>> begin INPUT FOR THIS TASK
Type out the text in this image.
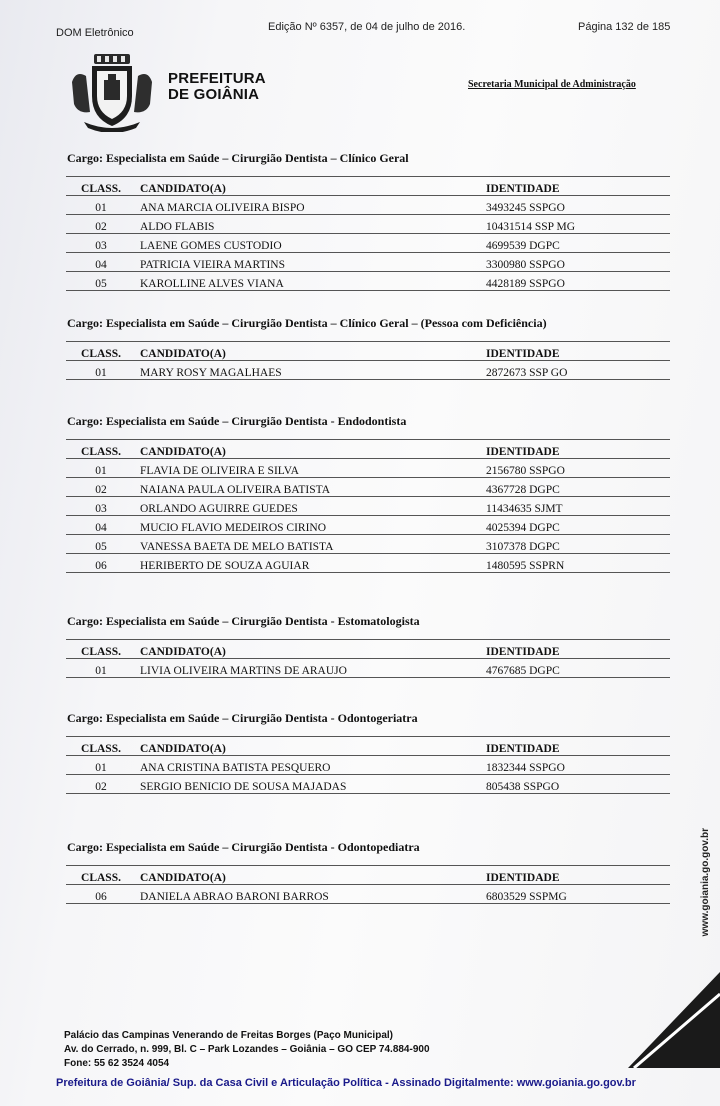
DOM Eletrônico	Edição Nº 6357, de 04 de julho de 2016.	Página 132 de 185
PREFEITURA
DE GOIÂNIA
Secretaria Municipal de Administração
Cargo: Especialista em Saúde – Cirurgião Dentista – Clínico Geral
CLASS.	CANDIDATO(A)	IDENTIDADE
01	ANA MARCIA OLIVEIRA BISPO	3493245 SSPGO
02	ALDO FLABIS	10431514 SSP MG
03	LAENE GOMES CUSTODIO	4699539 DGPC
04	PATRICIA VIEIRA MARTINS	3300980 SSPGO
05	KAROLLINE ALVES VIANA	4428189 SSPGO
Cargo: Especialista em Saúde – Cirurgião Dentista – Clínico Geral – (Pessoa com Deficiência)
CLASS.	CANDIDATO(A)	IDENTIDADE
01	MARY ROSY MAGALHAES	2872673 SSP GO
Cargo: Especialista em Saúde – Cirurgião Dentista - Endodontista
CLASS.	CANDIDATO(A)	IDENTIDADE
01	FLAVIA DE OLIVEIRA E SILVA	2156780 SSPGO
02	NAIANA PAULA OLIVEIRA BATISTA	4367728 DGPC
03	ORLANDO AGUIRRE GUEDES	11434635 SJMT
04	MUCIO FLAVIO MEDEIROS CIRINO	4025394 DGPC
05	VANESSA BAETA DE MELO BATISTA	3107378 DGPC
06	HERIBERTO DE SOUZA AGUIAR	1480595 SSPRN
Cargo: Especialista em Saúde – Cirurgião Dentista - Estomatologista
CLASS.	CANDIDATO(A)	IDENTIDADE
01	LIVIA OLIVEIRA MARTINS DE ARAUJO	4767685 DGPC
Cargo: Especialista em Saúde – Cirurgião Dentista - Odontogeriatra
CLASS.	CANDIDATO(A)	IDENTIDADE
01	ANA CRISTINA BATISTA PESQUERO	1832344 SSPGO
02	SERGIO BENICIO DE SOUSA MAJADAS	805438 SSPGO
Cargo: Especialista em Saúde – Cirurgião Dentista - Odontopediatra
CLASS.	CANDIDATO(A)	IDENTIDADE
06	DANIELA ABRAO BARONI BARROS	6803529 SSPMG	www.goiania.go.gov.br
Palácio das Campinas Venerando de Freitas Borges (Paço Municipal)
Av. do Cerrado, n. 999, Bl. C – Park Lozandes – Goiânia – GO CEP 74.884-900
Fone: 55 62 3524 4054
Prefeitura de Goiânia/ Sup. da Casa Civil e Articulação Política - Assinado Digitalmente: www.goiania.go.gov.br
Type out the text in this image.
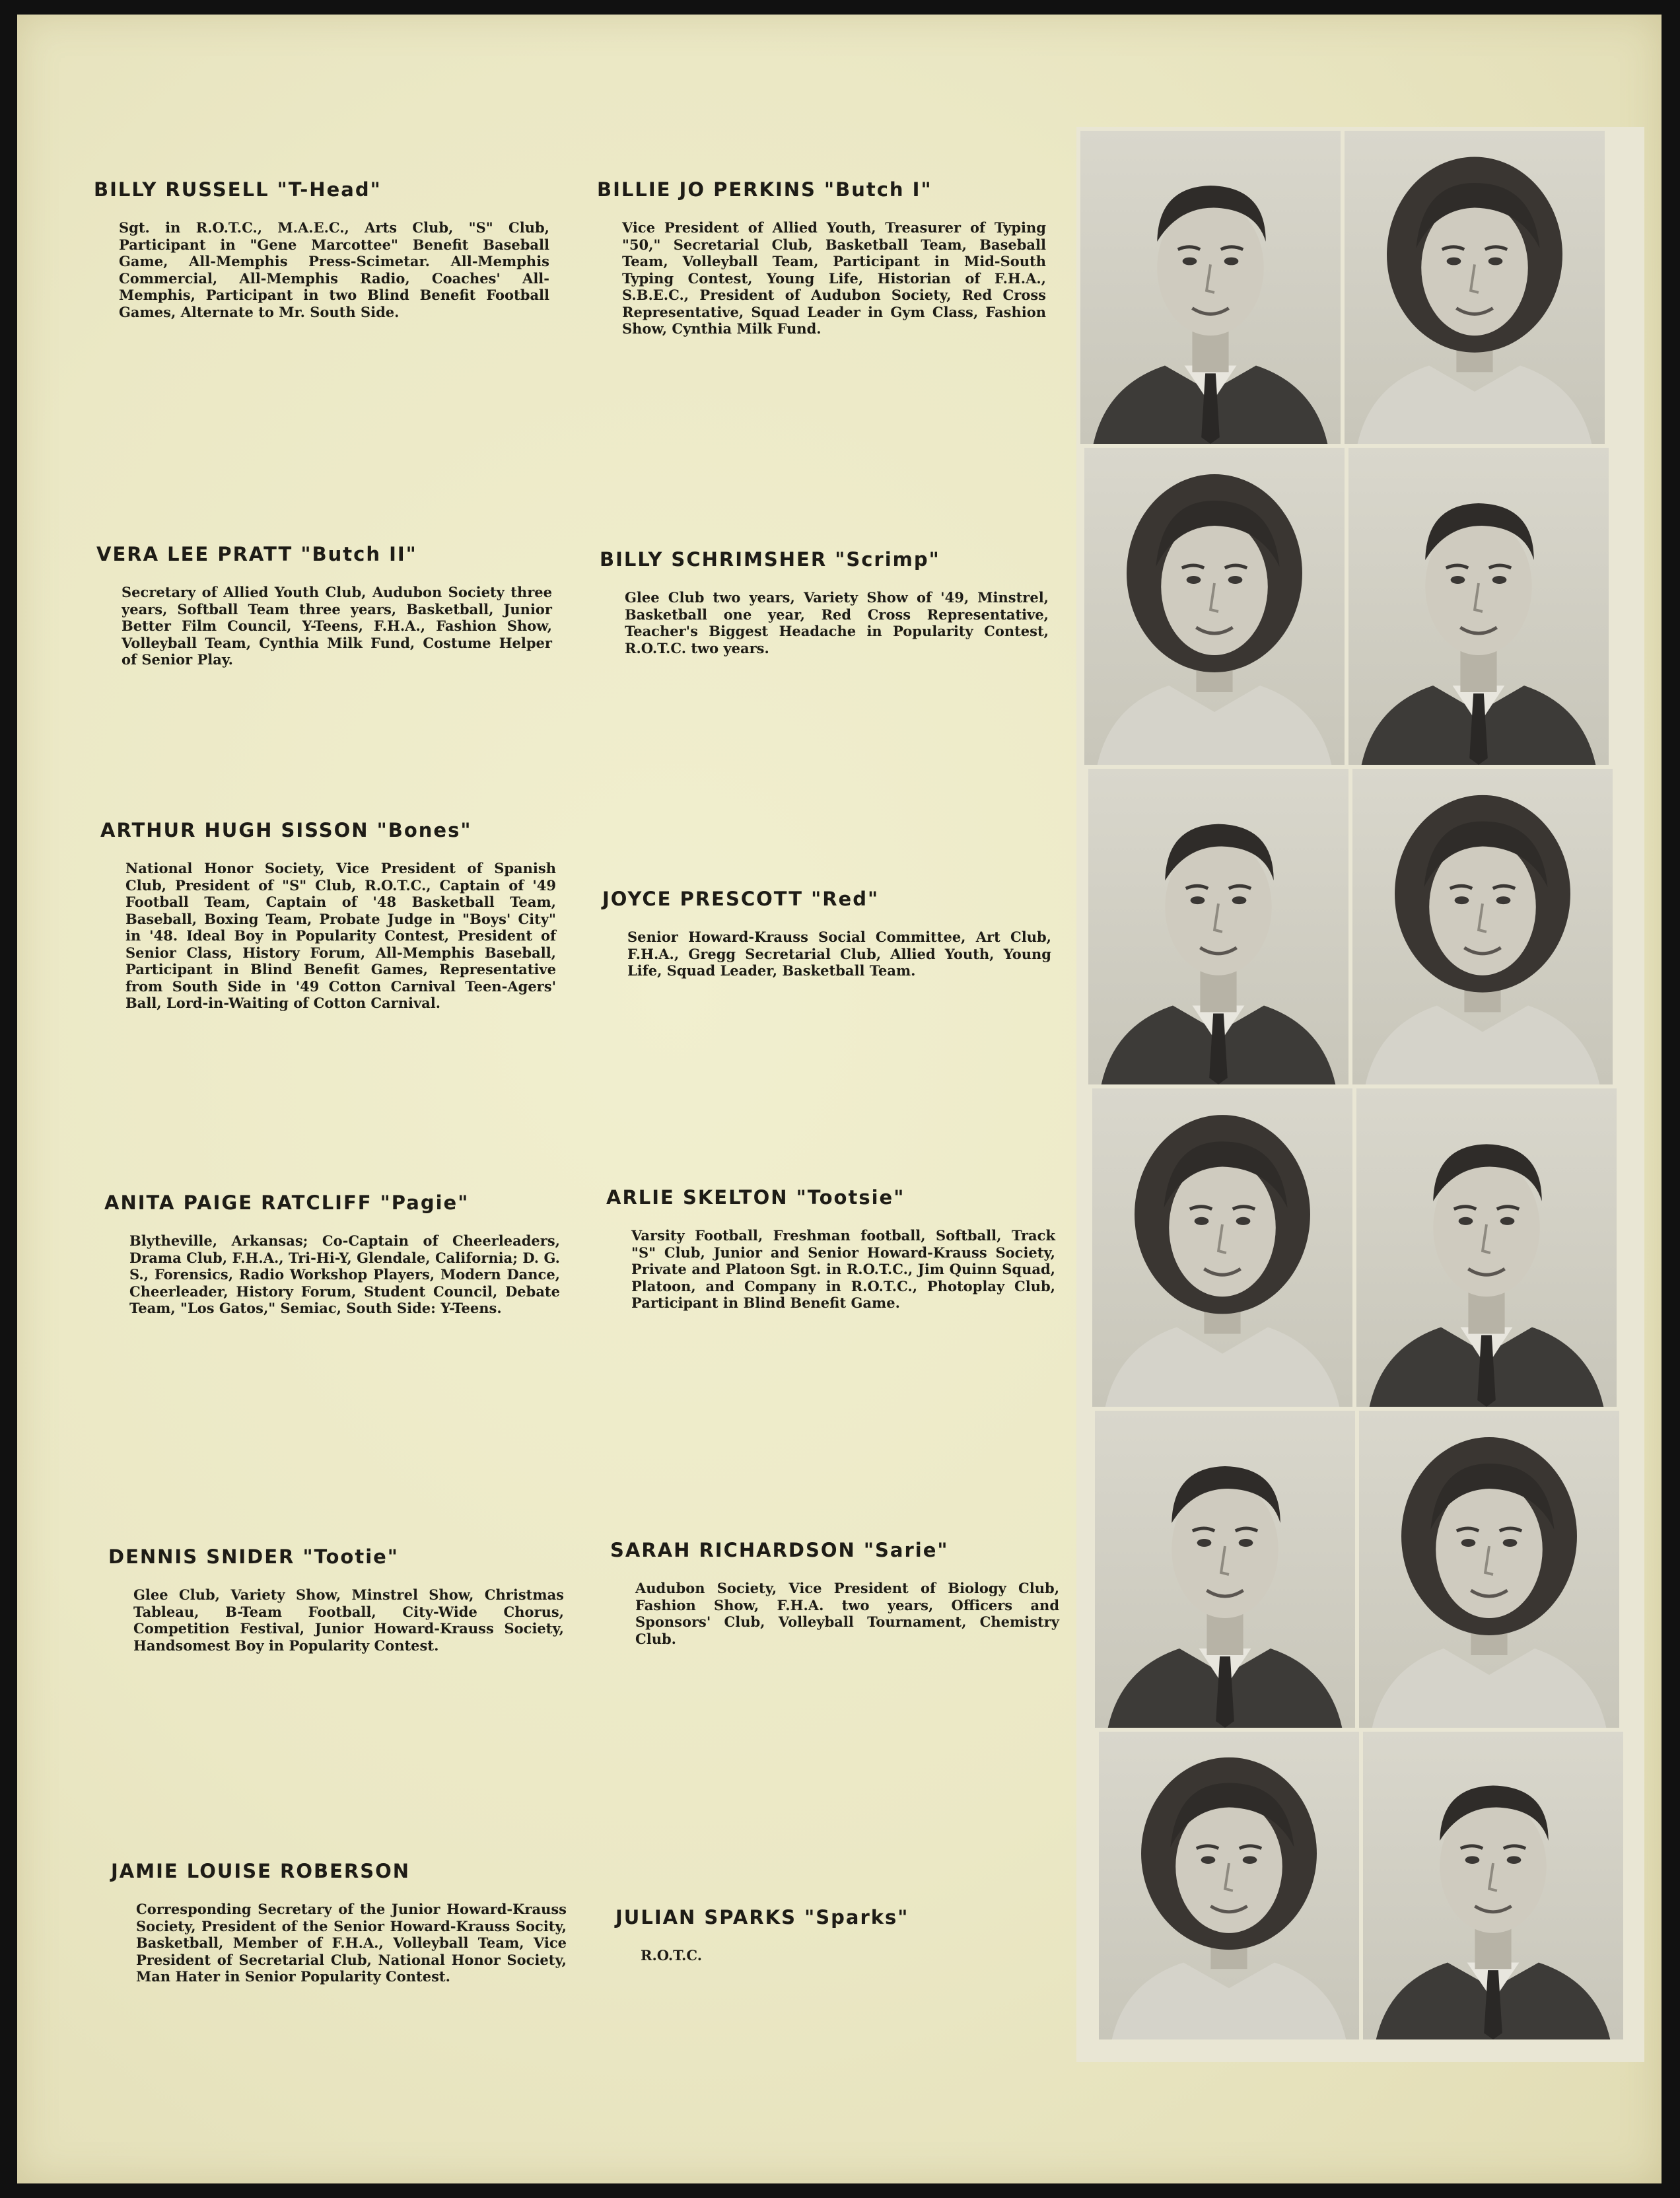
BILLY RUSSELL "T-Head"
Sgt. in R.O.T.C., M.A.E.C., Arts Club, "S" Club, Participant in "Gene Marcottee" Benefit Baseball Game, All-Memphis Press-Scimetar. All-Memphis Commercial, All-Memphis Radio, Coaches' All-Memphis, Participant in two Blind Benefit Football Games, Alternate to Mr. South Side.
VERA LEE PRATT "Butch II"
Secretary of Allied Youth Club, Audubon Society three years, Softball Team three years, Basketball, Junior Better Film Council, Y-Teens, F.H.A., Fashion Show, Volleyball Team, Cynthia Milk Fund, Costume Helper of Senior Play.
ARTHUR HUGH SISSON "Bones"
National Honor Society, Vice President of Spanish Club, President of "S" Club, R.O.T.C., Captain of '49 Football Team, Captain of '48 Basketball Team, Baseball, Boxing Team, Probate Judge in "Boys' City" in '48. Ideal Boy in Popularity Contest, President of Senior Class, History Forum, All-Memphis Baseball, Participant in Blind Benefit Games, Representative from South Side in '49 Cotton Carnival Teen-Agers' Ball, Lord-in-Waiting of Cotton Carnival.
ANITA PAIGE RATCLIFF "Pagie"
Blytheville, Arkansas; Co-Captain of Cheerleaders, Drama Club, F.H.A., Tri-Hi-Y, Glendale, California; D. G. S., Forensics, Radio Workshop Players, Modern Dance, Cheerleader, History Forum, Student Council, Debate Team, "Los Gatos," Semiac, South Side: Y-Teens.
DENNIS SNIDER "Tootie"
Glee Club, Variety Show, Minstrel Show, Christmas Tableau, B-Team Football, City-Wide Chorus, Competition Festival, Junior Howard-Krauss Society, Handsomest Boy in Popularity Contest.
JAMIE LOUISE ROBERSON
Corresponding Secretary of the Junior Howard-Krauss Society, President of the Senior Howard-Krauss Socity, Basketball, Member of F.H.A., Volleyball Team, Vice President of Secretarial Club, National Honor Society, Man Hater in Senior Popularity Contest.
BILLIE JO PERKINS "Butch I"
Vice President of Allied Youth, Treasurer of Typing "50," Secretarial Club, Basketball Team, Baseball Team, Volleyball Team, Participant in Mid-South Typing Contest, Young Life, Historian of F.H.A., S.B.E.C., President of Audubon Society, Red Cross Representative, Squad Leader in Gym Class, Fashion Show, Cynthia Milk Fund.
BILLY SCHRIMSHER "Scrimp"
Glee Club two years, Variety Show of '49, Minstrel, Basketball one year, Red Cross Representative, Teacher's Biggest Headache in Popularity Contest, R.O.T.C. two years.
JOYCE PRESCOTT "Red"
Senior Howard-Krauss Social Committee, Art Club, F.H.A., Gregg Secretarial Club, Allied Youth, Young Life, Squad Leader, Basketball Team.
ARLIE SKELTON "Tootsie"
Varsity Football, Freshman football, Softball, Track "S" Club, Junior and Senior Howard-Krauss Society, Private and Platoon Sgt. in R.O.T.C., Jim Quinn Squad, Platoon, and Company in R.O.T.C., Photoplay Club, Participant in Blind Benefit Game.
SARAH RICHARDSON "Sarie"
Audubon Society, Vice President of Biology Club, Fashion Show, F.H.A. two years, Officers and Sponsors' Club, Volleyball Tournament, Chemistry Club.
JULIAN SPARKS "Sparks"
R.O.T.C.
>> end INPUT FOR THIS TASK
**WHAT IS BEING ASKED:**
Set the listing down in full and exactly. Pictures within it should not appear in the copy.

**PROBLEM SOLUTION:**
Type out the text in this image.
DOM Eletrônico	Edição Nº 6357, de 04 de julho de 2016.	Página 132 de 185
PREFEITURA
DE GOIÂNIA
Secretaria Municipal de Administração
Cargo: Especialista em Saúde – Cirurgião Dentista – Clínico Geral
CLASS.	CANDIDATO(A)	IDENTIDADE
01	ANA MARCIA OLIVEIRA BISPO	3493245 SSPGO
02	ALDO FLABIS	10431514 SSP MG
03	LAENE GOMES CUSTODIO	4699539 DGPC
04	PATRICIA VIEIRA MARTINS	3300980 SSPGO
05	KAROLLINE ALVES VIANA	4428189 SSPGO
Cargo: Especialista em Saúde – Cirurgião Dentista – Clínico Geral – (Pessoa com Deficiência)
CLASS.	CANDIDATO(A)	IDENTIDADE
01	MARY ROSY MAGALHAES	2872673 SSP GO
Cargo: Especialista em Saúde – Cirurgião Dentista - Endodontista
CLASS.	CANDIDATO(A)	IDENTIDADE
01	FLAVIA DE OLIVEIRA E SILVA	2156780 SSPGO
02	NAIANA PAULA OLIVEIRA BATISTA	4367728 DGPC
03	ORLANDO AGUIRRE GUEDES	11434635 SJMT
04	MUCIO FLAVIO MEDEIROS CIRINO	4025394 DGPC
05	VANESSA BAETA DE MELO BATISTA	3107378 DGPC
06	HERIBERTO DE SOUZA AGUIAR	1480595 SSPRN
Cargo: Especialista em Saúde – Cirurgião Dentista - Estomatologista
CLASS.	CANDIDATO(A)	IDENTIDADE
01	LIVIA OLIVEIRA MARTINS DE ARAUJO	4767685 DGPC
Cargo: Especialista em Saúde – Cirurgião Dentista - Odontogeriatra
CLASS.	CANDIDATO(A)	IDENTIDADE
01	ANA CRISTINA BATISTA PESQUERO	1832344 SSPGO
02	SERGIO BENICIO DE SOUSA MAJADAS	805438 SSPGO
Cargo: Especialista em Saúde – Cirurgião Dentista - Odontopediatra
CLASS.	CANDIDATO(A)	IDENTIDADE
06	DANIELA ABRAO BARONI BARROS	6803529 SSPMG	www.goiania.go.gov.br
Palácio das Campinas Venerando de Freitas Borges (Paço Municipal)
Av. do Cerrado, n. 999, Bl. C – Park Lozandes – Goiânia – GO CEP 74.884-900
Fone: 55 62 3524 4054
Prefeitura de Goiânia/ Sup. da Casa Civil e Articulação Política - Assinado Digitalmente: www.goiania.go.gov.br
Type out the text in this image.
BILLY RUSSELL "T-Head"
Sgt. in R.O.T.C., M.A.E.C., Arts Club, "S" Club, Participant in "Gene Marcottee" Benefit Baseball Game, All-Memphis Press-Scimetar. All-Memphis Commercial, All-Memphis Radio, Coaches' All-Memphis, Participant in two Blind Benefit Football Games, Alternate to Mr. South Side.
VERA LEE PRATT "Butch II"
Secretary of Allied Youth Club, Audubon Society three years, Softball Team three years, Basketball, Junior Better Film Council, Y-Teens, F.H.A., Fashion Show, Volleyball Team, Cynthia Milk Fund, Costume Helper of Senior Play.
ARTHUR HUGH SISSON "Bones"
National Honor Society, Vice President of Spanish Club, President of "S" Club, R.O.T.C., Captain of '49 Football Team, Captain of '48 Basketball Team, Baseball, Boxing Team, Probate Judge in "Boys' City" in '48. Ideal Boy in Popularity Contest, President of Senior Class, History Forum, All-Memphis Baseball, Participant in Blind Benefit Games, Representative from South Side in '49 Cotton Carnival Teen-Agers' Ball, Lord-in-Waiting of Cotton Carnival.
ANITA PAIGE RATCLIFF "Pagie"
Blytheville, Arkansas; Co-Captain of Cheerleaders, Drama Club, F.H.A., Tri-Hi-Y, Glendale, California; D. G. S., Forensics, Radio Workshop Players, Modern Dance, Cheerleader, History Forum, Student Council, Debate Team, "Los Gatos," Semiac, South Side: Y-Teens.
DENNIS SNIDER "Tootie"
Glee Club, Variety Show, Minstrel Show, Christmas Tableau, B-Team Football, City-Wide Chorus, Competition Festival, Junior Howard-Krauss Society, Handsomest Boy in Popularity Contest.
JAMIE LOUISE ROBERSON
Corresponding Secretary of the Junior Howard-Krauss Society, President of the Senior Howard-Krauss Socity, Basketball, Member of F.H.A., Volleyball Team, Vice President of Secretarial Club, National Honor Society, Man Hater in Senior Popularity Contest.
BILLIE JO PERKINS "Butch I"
Vice President of Allied Youth, Treasurer of Typing "50," Secretarial Club, Basketball Team, Baseball Team, Volleyball Team, Participant in Mid-South Typing Contest, Young Life, Historian of F.H.A., S.B.E.C., President of Audubon Society, Red Cross Representative, Squad Leader in Gym Class, Fashion Show, Cynthia Milk Fund.
BILLY SCHRIMSHER "Scrimp"
Glee Club two years, Variety Show of '49, Minstrel, Basketball one year, Red Cross Representative, Teacher's Biggest Headache in Popularity Contest, R.O.T.C. two years.
JOYCE PRESCOTT "Red"
Senior Howard-Krauss Social Committee, Art Club, F.H.A., Gregg Secretarial Club, Allied Youth, Young Life, Squad Leader, Basketball Team.
ARLIE SKELTON "Tootsie"
Varsity Football, Freshman football, Softball, Track "S" Club, Junior and Senior Howard-Krauss Society, Private and Platoon Sgt. in R.O.T.C., Jim Quinn Squad, Platoon, and Company in R.O.T.C., Photoplay Club, Participant in Blind Benefit Game.
SARAH RICHARDSON "Sarie"
Audubon Society, Vice President of Biology Club, Fashion Show, F.H.A. two years, Officers and Sponsors' Club, Volleyball Tournament, Chemistry Club.
JULIAN SPARKS "Sparks"
R.O.T.C.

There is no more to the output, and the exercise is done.